[START SUPPLIED DATA]

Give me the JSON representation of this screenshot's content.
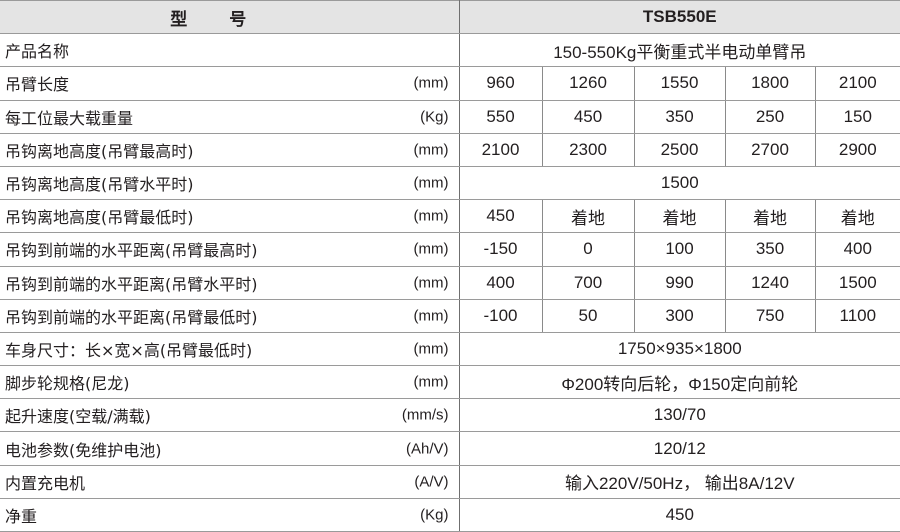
{
  "header": {
    "label": "型号",
    "model": "TSB550E"
  },
  "rows": [
    {
      "label": "产品名称",
      "unit": "",
      "values": [
        "150-550Kg平衡重式半电动单臂吊"
      ]
    },
    {
      "label": "吊臂长度",
      "unit": "(mm)",
      "values": [
        "960",
        "1260",
        "1550",
        "1800",
        "2100"
      ]
    },
    {
      "label": "每工位最大载重量",
      "unit": "(Kg)",
      "values": [
        "550",
        "450",
        "350",
        "250",
        "150"
      ]
    },
    {
      "label": "吊钩离地高度(吊臂最高时)",
      "unit": "(mm)",
      "values": [
        "2100",
        "2300",
        "2500",
        "2700",
        "2900"
      ]
    },
    {
      "label": "吊钩离地高度(吊臂水平时)",
      "unit": "(mm)",
      "values": [
        "1500"
      ]
    },
    {
      "label": "吊钩离地高度(吊臂最低时)",
      "unit": "(mm)",
      "values": [
        "450",
        "着地",
        "着地",
        "着地",
        "着地"
      ]
    },
    {
      "label": "吊钩到前端的水平距离(吊臂最高时)",
      "unit": "(mm)",
      "values": [
        "-150",
        "0",
        "100",
        "350",
        "400"
      ]
    },
    {
      "label": "吊钩到前端的水平距离(吊臂水平时)",
      "unit": "(mm)",
      "values": [
        "400",
        "700",
        "990",
        "1240",
        "1500"
      ]
    },
    {
      "label": "吊钩到前端的水平距离(吊臂最低时)",
      "unit": "(mm)",
      "values": [
        "-100",
        "50",
        "300",
        "750",
        "1100"
      ]
    },
    {
      "label": "车身尺寸：长×宽×高(吊臂最低时)",
      "unit": "(mm)",
      "values": [
        "1750×935×1800"
      ]
    },
    {
      "label": "脚步轮规格(尼龙)",
      "unit": "(mm)",
      "values": [
        "Φ200转向后轮，Φ150定向前轮"
      ]
    },
    {
      "label": "起升速度(空载/满载)",
      "unit": "(mm/s)",
      "values": [
        "130/70"
      ]
    },
    {
      "label": "电池参数(免维护电池)",
      "unit": "(Ah/V)",
      "values": [
        "120/12"
      ]
    },
    {
      "label": "内置充电机",
      "unit": "(A/V)",
      "values": [
        "输入220V/50Hz， 输出8A/12V"
      ]
    },
    {
      "label": "净重",
      "unit": "(Kg)",
      "values": [
        "450"
      ]
    }
  ]
}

[END SUPPLIED DATA]

## WHAT TO WORK ON
Pull out all lines containing "吊钩到前端的水平距离".

## FULL ANSWER
      "label": "吊钩到前端的水平距离(吊臂最高时)",
      "label": "吊钩到前端的水平距离(吊臂水平时)",
      "label": "吊钩到前端的水平距离(吊臂最低时)",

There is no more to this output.